Request: Format everything in the items from the line containing "Decompose this screenshot" down to the line containing "Polygon shape [276, 189, 297, 198]", with both of those lines included, as a JSON list of strings, one string per line and blank lines left out. Leave the pictures out of the answer.

Source data:
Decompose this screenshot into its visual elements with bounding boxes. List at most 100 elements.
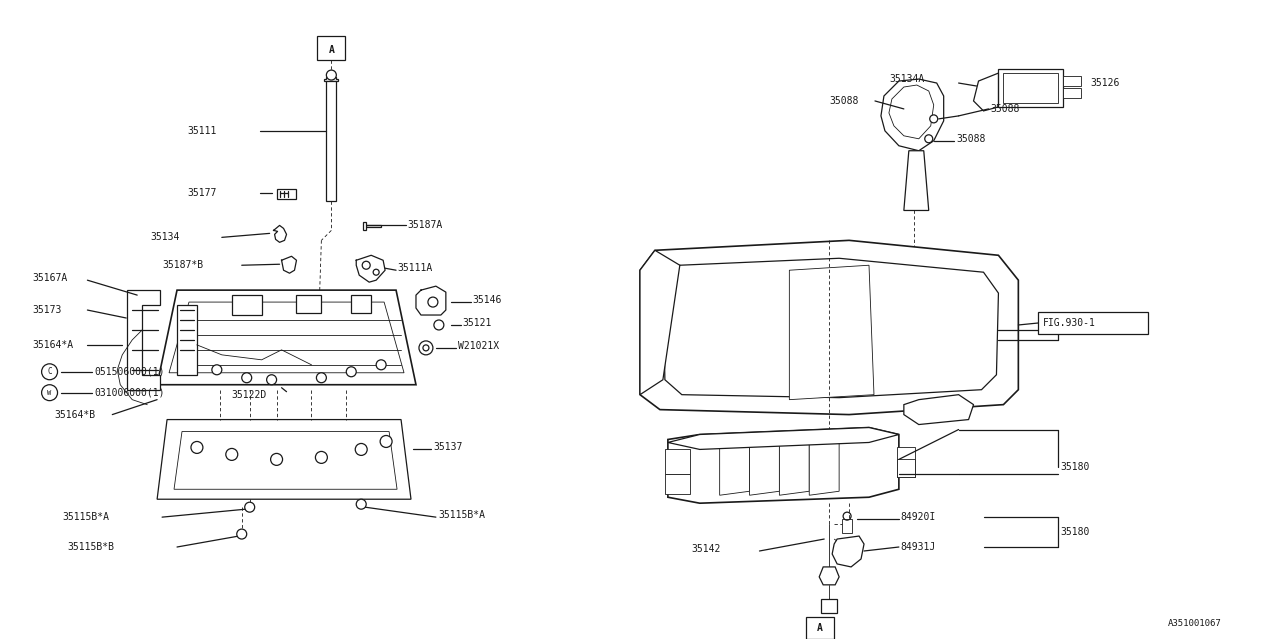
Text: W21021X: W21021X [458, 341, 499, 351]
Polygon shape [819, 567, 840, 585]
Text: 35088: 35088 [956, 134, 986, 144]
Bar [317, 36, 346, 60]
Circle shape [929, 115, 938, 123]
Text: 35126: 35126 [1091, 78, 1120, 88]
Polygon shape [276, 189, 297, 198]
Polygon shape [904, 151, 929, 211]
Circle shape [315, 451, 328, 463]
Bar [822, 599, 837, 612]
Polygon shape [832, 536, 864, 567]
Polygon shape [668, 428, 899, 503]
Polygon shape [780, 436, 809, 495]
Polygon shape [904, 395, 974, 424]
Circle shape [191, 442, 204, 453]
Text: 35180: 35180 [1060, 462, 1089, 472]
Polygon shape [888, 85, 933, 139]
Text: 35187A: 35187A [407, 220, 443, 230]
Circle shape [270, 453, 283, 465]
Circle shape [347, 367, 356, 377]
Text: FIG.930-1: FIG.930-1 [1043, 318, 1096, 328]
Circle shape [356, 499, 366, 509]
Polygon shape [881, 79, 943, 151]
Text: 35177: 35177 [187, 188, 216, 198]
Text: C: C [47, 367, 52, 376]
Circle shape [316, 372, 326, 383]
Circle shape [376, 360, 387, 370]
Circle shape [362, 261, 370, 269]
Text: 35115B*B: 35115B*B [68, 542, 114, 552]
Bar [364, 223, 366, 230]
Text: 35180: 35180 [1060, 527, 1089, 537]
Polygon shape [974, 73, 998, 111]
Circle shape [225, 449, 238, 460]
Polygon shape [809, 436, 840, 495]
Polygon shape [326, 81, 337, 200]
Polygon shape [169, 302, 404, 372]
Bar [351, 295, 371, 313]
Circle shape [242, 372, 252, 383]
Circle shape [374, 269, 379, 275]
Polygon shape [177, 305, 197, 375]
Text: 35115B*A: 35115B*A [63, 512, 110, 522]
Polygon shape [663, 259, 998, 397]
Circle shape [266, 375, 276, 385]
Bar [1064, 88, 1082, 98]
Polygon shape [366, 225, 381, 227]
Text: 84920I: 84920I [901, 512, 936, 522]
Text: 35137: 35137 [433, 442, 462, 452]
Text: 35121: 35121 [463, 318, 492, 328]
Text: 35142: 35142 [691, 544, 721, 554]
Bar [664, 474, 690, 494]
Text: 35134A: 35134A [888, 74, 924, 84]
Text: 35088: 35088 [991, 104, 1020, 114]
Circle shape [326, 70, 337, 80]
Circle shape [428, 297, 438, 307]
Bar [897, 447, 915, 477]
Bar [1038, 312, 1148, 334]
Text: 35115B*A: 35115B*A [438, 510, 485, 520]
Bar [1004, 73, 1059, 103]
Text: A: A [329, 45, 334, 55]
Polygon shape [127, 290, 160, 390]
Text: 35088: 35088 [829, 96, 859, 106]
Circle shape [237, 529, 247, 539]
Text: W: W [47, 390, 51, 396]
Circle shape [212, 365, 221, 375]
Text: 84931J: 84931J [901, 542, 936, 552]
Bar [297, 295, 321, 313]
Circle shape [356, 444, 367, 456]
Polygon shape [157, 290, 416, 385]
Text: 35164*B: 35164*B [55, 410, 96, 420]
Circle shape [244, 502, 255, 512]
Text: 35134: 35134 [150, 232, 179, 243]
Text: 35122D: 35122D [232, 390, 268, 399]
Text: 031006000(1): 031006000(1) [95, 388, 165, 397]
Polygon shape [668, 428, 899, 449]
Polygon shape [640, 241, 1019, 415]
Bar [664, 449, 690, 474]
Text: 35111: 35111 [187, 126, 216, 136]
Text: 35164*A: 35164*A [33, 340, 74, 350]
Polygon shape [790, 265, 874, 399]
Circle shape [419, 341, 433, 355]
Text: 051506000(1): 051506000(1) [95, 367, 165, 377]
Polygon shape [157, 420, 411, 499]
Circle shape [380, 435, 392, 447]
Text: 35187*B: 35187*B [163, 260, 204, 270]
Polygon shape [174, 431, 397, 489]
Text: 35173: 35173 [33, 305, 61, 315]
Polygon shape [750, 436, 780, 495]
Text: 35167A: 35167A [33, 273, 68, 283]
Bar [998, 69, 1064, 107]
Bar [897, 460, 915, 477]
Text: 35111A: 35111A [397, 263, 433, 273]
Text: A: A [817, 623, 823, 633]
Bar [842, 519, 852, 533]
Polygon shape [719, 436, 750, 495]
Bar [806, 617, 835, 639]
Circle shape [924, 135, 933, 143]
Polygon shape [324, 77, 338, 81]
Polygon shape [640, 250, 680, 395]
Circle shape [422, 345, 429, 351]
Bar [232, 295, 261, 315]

--

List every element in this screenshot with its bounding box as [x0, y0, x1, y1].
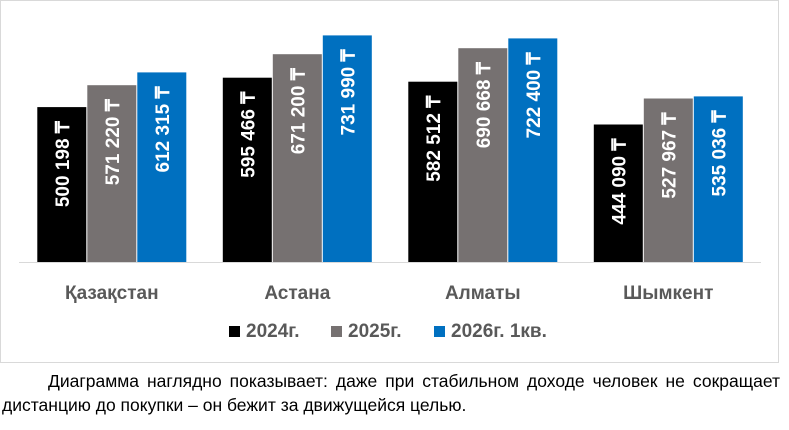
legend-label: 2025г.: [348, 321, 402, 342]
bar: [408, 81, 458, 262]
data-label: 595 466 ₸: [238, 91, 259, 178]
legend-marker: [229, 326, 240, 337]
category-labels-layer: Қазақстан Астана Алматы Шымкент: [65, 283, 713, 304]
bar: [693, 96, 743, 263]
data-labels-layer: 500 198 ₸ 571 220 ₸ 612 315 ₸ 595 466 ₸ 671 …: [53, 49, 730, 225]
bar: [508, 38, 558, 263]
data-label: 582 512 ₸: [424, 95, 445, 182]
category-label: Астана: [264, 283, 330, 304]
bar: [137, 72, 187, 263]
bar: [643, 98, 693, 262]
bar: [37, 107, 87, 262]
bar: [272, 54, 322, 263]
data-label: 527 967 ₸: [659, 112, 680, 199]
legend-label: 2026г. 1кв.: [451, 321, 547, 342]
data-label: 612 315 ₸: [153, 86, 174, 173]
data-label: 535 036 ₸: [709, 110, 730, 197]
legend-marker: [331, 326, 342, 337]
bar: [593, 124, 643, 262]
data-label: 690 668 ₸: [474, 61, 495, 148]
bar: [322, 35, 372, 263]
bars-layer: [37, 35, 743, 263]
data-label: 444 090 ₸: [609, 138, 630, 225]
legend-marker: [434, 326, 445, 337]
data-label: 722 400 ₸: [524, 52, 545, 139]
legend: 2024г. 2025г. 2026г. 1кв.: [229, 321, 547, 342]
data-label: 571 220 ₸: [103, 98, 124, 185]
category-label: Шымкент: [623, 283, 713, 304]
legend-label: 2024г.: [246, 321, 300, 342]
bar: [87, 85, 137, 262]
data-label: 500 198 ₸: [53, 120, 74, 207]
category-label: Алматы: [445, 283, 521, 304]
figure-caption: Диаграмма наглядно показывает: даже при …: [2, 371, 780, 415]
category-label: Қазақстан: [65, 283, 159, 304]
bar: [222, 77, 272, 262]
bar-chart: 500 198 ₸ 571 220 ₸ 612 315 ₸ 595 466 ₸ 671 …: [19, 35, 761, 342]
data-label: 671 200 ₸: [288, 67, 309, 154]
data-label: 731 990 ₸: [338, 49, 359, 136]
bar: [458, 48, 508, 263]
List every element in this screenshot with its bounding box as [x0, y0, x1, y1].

* * *

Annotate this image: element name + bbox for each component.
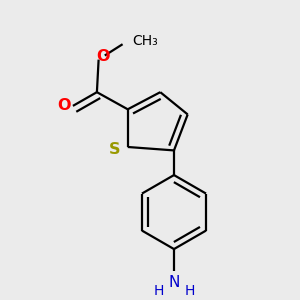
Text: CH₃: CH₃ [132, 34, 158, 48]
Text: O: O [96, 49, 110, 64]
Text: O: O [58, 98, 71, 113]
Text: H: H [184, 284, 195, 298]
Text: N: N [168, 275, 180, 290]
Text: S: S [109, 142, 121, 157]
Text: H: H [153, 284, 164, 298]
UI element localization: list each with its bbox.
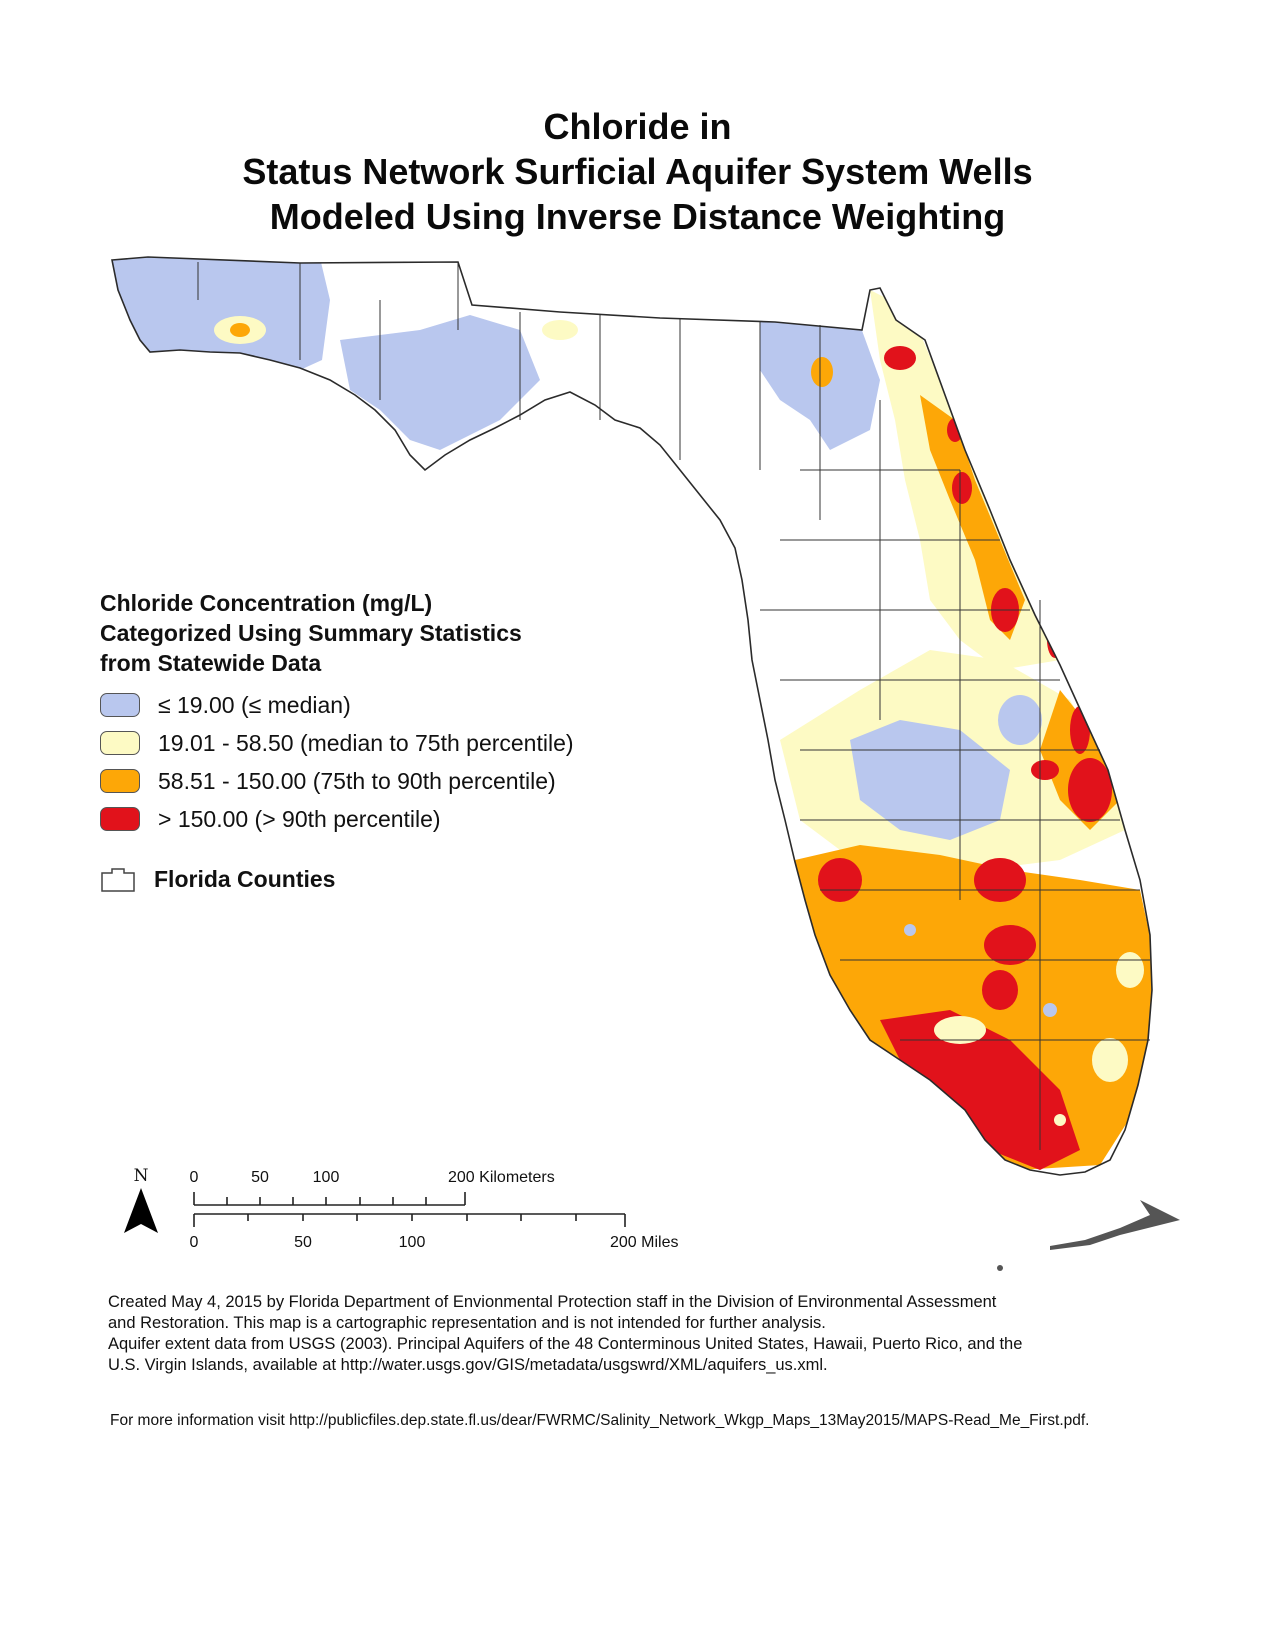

Result:
[
  "Decompose this screenshot into its visual elements with bounding boxes. List at most 100 elements.",
  "Text: W21021X: W21021X [458, 341, 499, 351]",
  "Polygon shape [819, 567, 840, 585]",
  "Text: 35088: 35088 [956, 134, 986, 144]",
  "Bar [317, 36, 346, 60]",
  "Circle shape [929, 115, 938, 123]",
  "Text: 35126: 35126 [1091, 78, 1120, 88]",
  "Polygon shape [276, 189, 297, 198]"
]